■ **EXERCISE GOAL**
The complete listing should be restated exactly.
· · · ·
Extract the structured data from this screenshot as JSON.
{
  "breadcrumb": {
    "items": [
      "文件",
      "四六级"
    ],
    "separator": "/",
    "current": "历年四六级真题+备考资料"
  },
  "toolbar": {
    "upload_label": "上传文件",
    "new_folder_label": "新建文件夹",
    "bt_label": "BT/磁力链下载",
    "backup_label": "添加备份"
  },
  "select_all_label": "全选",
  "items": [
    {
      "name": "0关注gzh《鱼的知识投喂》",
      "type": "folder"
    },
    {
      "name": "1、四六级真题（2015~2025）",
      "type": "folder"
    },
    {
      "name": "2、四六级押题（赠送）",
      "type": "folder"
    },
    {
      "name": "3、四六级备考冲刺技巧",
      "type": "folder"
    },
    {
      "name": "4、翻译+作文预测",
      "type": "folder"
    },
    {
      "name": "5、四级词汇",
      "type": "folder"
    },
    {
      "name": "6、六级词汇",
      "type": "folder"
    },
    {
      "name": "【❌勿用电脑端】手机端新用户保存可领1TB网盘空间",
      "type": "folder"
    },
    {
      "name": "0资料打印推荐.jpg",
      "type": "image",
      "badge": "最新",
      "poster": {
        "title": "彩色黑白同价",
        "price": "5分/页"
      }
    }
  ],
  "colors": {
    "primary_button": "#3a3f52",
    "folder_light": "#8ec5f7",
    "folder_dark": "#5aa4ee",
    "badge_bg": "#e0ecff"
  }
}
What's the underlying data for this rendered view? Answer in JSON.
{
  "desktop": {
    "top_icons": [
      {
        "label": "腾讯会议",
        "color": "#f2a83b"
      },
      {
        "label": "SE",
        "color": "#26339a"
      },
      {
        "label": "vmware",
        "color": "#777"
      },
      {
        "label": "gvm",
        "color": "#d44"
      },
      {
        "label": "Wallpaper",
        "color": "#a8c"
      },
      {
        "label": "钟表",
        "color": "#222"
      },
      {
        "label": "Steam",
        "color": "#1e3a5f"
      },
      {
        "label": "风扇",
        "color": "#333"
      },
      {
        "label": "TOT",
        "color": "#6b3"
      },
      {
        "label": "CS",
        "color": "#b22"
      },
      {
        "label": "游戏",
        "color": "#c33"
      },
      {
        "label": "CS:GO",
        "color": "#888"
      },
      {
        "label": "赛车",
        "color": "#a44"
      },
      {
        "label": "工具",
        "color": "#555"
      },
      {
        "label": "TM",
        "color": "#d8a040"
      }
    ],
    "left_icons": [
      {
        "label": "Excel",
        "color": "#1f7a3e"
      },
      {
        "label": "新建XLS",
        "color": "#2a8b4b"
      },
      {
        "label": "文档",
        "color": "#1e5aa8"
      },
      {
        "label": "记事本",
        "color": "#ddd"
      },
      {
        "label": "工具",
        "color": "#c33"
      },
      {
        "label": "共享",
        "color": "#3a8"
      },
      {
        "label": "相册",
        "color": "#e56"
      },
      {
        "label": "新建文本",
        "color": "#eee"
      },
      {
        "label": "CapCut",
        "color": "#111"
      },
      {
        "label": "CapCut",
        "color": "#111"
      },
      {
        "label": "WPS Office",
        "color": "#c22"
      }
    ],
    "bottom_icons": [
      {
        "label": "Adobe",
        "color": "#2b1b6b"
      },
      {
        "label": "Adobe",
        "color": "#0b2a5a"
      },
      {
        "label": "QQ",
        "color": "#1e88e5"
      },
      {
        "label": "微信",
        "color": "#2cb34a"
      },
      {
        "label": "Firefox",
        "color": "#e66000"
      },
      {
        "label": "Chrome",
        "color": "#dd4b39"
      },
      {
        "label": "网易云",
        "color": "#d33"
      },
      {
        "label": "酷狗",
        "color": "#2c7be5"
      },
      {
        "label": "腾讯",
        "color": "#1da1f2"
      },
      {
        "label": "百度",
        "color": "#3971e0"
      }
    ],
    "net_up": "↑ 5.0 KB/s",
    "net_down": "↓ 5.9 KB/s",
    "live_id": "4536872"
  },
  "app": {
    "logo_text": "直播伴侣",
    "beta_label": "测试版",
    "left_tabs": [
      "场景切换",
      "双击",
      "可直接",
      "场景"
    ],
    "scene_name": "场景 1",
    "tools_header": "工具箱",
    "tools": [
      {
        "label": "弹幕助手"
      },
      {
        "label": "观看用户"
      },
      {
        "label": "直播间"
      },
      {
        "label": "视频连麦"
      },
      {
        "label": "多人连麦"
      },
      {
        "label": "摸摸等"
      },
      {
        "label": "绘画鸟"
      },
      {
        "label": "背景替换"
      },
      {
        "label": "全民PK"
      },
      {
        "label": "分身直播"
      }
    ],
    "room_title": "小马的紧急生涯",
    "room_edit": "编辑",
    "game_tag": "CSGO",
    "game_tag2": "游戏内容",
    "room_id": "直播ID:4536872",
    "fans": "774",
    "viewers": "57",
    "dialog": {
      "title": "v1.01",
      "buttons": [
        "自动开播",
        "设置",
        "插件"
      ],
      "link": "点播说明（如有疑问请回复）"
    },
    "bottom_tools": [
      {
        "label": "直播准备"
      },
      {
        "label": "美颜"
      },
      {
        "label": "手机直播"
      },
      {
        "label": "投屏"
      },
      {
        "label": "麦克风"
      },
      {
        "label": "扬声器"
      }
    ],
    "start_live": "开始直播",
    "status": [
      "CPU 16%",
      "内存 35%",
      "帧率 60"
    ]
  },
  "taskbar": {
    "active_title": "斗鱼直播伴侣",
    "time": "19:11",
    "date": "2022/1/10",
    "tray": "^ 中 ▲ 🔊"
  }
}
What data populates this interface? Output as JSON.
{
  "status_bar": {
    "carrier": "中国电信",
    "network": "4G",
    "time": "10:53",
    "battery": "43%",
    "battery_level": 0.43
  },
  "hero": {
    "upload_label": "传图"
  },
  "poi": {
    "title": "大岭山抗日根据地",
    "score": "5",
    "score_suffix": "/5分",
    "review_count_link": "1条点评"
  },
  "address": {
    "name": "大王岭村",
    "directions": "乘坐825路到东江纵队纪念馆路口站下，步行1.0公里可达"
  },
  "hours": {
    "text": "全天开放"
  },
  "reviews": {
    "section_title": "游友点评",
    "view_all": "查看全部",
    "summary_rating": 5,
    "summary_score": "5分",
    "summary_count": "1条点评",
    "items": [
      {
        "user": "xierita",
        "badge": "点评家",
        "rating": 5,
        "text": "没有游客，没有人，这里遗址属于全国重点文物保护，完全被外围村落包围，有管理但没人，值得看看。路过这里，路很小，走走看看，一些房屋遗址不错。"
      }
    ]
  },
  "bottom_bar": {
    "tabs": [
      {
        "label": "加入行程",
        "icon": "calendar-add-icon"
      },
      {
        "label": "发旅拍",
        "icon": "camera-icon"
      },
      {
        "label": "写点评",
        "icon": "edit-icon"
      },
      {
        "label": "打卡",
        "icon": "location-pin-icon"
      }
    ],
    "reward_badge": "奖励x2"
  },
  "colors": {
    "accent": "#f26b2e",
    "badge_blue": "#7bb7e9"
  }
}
· · · ·
■ **RESULT OF THE EXERCISE**
Extract the structured data from this screenshot as JSON.
{
  "breadcrumb": {
    "items": [
      "文件",
      "四六级"
    ],
    "separator": "/",
    "current": "历年四六级真题+备考资料"
  },
  "toolbar": {
    "upload_label": "上传文件",
    "new_folder_label": "新建文件夹",
    "bt_label": "BT/磁力链下载",
    "backup_label": "添加备份"
  },
  "select_all_label": "全选",
  "items": [
    {
      "name": "0关注gzh《鱼的知识投喂》",
      "type": "folder"
    },
    {
      "name": "1、四六级真题（2015~2025）",
      "type": "folder"
    },
    {
      "name": "2、四六级押题（赠送）",
      "type": "folder"
    },
    {
      "name": "3、四六级备考冲刺技巧",
      "type": "folder"
    },
    {
      "name": "4、翻译+作文预测",
      "type": "folder"
    },
    {
      "name": "5、四级词汇",
      "type": "folder"
    },
    {
      "name": "6、六级词汇",
      "type": "folder"
    },
    {
      "name": "【❌勿用电脑端】手机端新用户保存可领1TB网盘空间",
      "type": "folder"
    },
    {
      "name": "0资料打印推荐.jpg",
      "type": "image",
      "badge": "最新",
      "poster": {
        "title": "彩色黑白同价",
        "price": "5分/页"
      }
    }
  ],
  "colors": {
    "primary_button": "#3a3f52",
    "folder_light": "#8ec5f7",
    "folder_dark": "#5aa4ee",
    "badge_bg": "#e0ecff"
  }
}
What's the underlying data for this rendered view? Answer in JSON.
{
  "desktop": {
    "top_icons": [
      {
        "label": "腾讯会议",
        "color": "#f2a83b"
      },
      {
        "label": "SE",
        "color": "#26339a"
      },
      {
        "label": "vmware",
        "color": "#777"
      },
      {
        "label": "gvm",
        "color": "#d44"
      },
      {
        "label": "Wallpaper",
        "color": "#a8c"
      },
      {
        "label": "钟表",
        "color": "#222"
      },
      {
        "label": "Steam",
        "color": "#1e3a5f"
      },
      {
        "label": "风扇",
        "color": "#333"
      },
      {
        "label": "TOT",
        "color": "#6b3"
      },
      {
        "label": "CS",
        "color": "#b22"
      },
      {
        "label": "游戏",
        "color": "#c33"
      },
      {
        "label": "CS:GO",
        "color": "#888"
      },
      {
        "label": "赛车",
        "color": "#a44"
      },
      {
        "label": "工具",
        "color": "#555"
      },
      {
        "label": "TM",
        "color": "#d8a040"
      }
    ],
    "left_icons": [
      {
        "label": "Excel",
        "color": "#1f7a3e"
      },
      {
        "label": "新建XLS",
        "color": "#2a8b4b"
      },
      {
        "label": "文档",
        "color": "#1e5aa8"
      },
      {
        "label": "记事本",
        "color": "#ddd"
      },
      {
        "label": "工具",
        "color": "#c33"
      },
      {
        "label": "共享",
        "color": "#3a8"
      },
      {
        "label": "相册",
        "color": "#e56"
      },
      {
        "label": "新建文本",
        "color": "#eee"
      },
      {
        "label": "CapCut",
        "color": "#111"
      },
      {
        "label": "CapCut",
        "color": "#111"
      },
      {
        "label": "WPS Office",
        "color": "#c22"
      }
    ],
    "bottom_icons": [
      {
        "label": "Adobe",
        "color": "#2b1b6b"
      },
      {
        "label": "Adobe",
        "color": "#0b2a5a"
      },
      {
        "label": "QQ",
        "color": "#1e88e5"
      },
      {
        "label": "微信",
        "color": "#2cb34a"
      },
      {
        "label": "Firefox",
        "color": "#e66000"
      },
      {
        "label": "Chrome",
        "color": "#dd4b39"
      },
      {
        "label": "网易云",
        "color": "#d33"
      },
      {
        "label": "酷狗",
        "color": "#2c7be5"
      },
      {
        "label": "腾讯",
        "color": "#1da1f2"
      },
      {
        "label": "百度",
        "color": "#3971e0"
      }
    ],
    "net_up": "↑ 5.0 KB/s",
    "net_down": "↓ 5.9 KB/s",
    "live_id": "4536872"
  },
  "app": {
    "logo_text": "直播伴侣",
    "beta_label": "测试版",
    "left_tabs": [
      "场景切换",
      "双击",
      "可直接",
      "场景"
    ],
    "scene_name": "场景 1",
    "tools_header": "工具箱",
    "tools": [
      {
        "label": "弹幕助手"
      },
      {
        "label": "观看用户"
      },
      {
        "label": "直播间"
      },
      {
        "label": "视频连麦"
      },
      {
        "label": "多人连麦"
      },
      {
        "label": "摸摸等"
      },
      {
        "label": "绘画鸟"
      },
      {
        "label": "背景替换"
      },
      {
        "label": "全民PK"
      },
      {
        "label": "分身直播"
      }
    ],
    "room_title": "小马的紧急生涯",
    "room_edit": "编辑",
    "game_tag": "CSGO",
    "game_tag2": "游戏内容",
    "room_id": "直播ID:4536872",
    "fans": "774",
    "viewers": "57",
    "dialog": {
      "title": "v1.01",
      "buttons": [
        "自动开播",
        "设置",
        "插件"
      ],
      "link": "点播说明（如有疑问请回复）"
    },
    "bottom_tools": [
      {
        "label": "直播准备"
      },
      {
        "label": "美颜"
      },
      {
        "label": "手机直播"
      },
      {
        "label": "投屏"
      },
      {
        "label": "麦克风"
      },
      {
        "label": "扬声器"
      }
    ],
    "start_live": "开始直播",
    "status": [
      "CPU 16%",
      "内存 35%",
      "帧率 60"
    ]
  },
  "taskbar": {
    "active_title": "斗鱼直播伴侣",
    "time": "19:11",
    "date": "2022/1/10",
    "tray": "^ 中 ▲ 🔊"
  }
}
What data populates this interface? Output as JSON.
{
  "status_bar": {
    "carrier": "中国电信",
    "network": "4G",
    "time": "10:53",
    "battery": "43%",
    "battery_level": 0.43
  },
  "hero": {
    "upload_label": "传图"
  },
  "poi": {
    "title": "大岭山抗日根据地",
    "score": "5",
    "score_suffix": "/5分",
    "review_count_link": "1条点评"
  },
  "address": {
    "name": "大王岭村",
    "directions": "乘坐825路到东江纵队纪念馆路口站下，步行1.0公里可达"
  },
  "hours": {
    "text": "全天开放"
  },
  "reviews": {
    "section_title": "游友点评",
    "view_all": "查看全部",
    "summary_rating": 5,
    "summary_score": "5分",
    "summary_count": "1条点评",
    "items": [
      {
        "user": "xierita",
        "badge": "点评家",
        "rating": 5,
        "text": "没有游客，没有人，这里遗址属于全国重点文物保护，完全被外围村落包围，有管理但没人，值得看看。路过这里，路很小，走走看看，一些房屋遗址不错。"
      }
    ]
  },
  "bottom_bar": {
    "tabs": [
      {
        "label": "加入行程",
        "icon": "calendar-add-icon"
      },
      {
        "label": "发旅拍",
        "icon": "camera-icon"
      },
      {
        "label": "写点评",
        "icon": "edit-icon"
      },
      {
        "label": "打卡",
        "icon": "location-pin-icon"
      }
    ],
    "reward_badge": "奖励x2"
  },
  "colors": {
    "accent": "#f26b2e",
    "badge_blue": "#7bb7e9"
  }
}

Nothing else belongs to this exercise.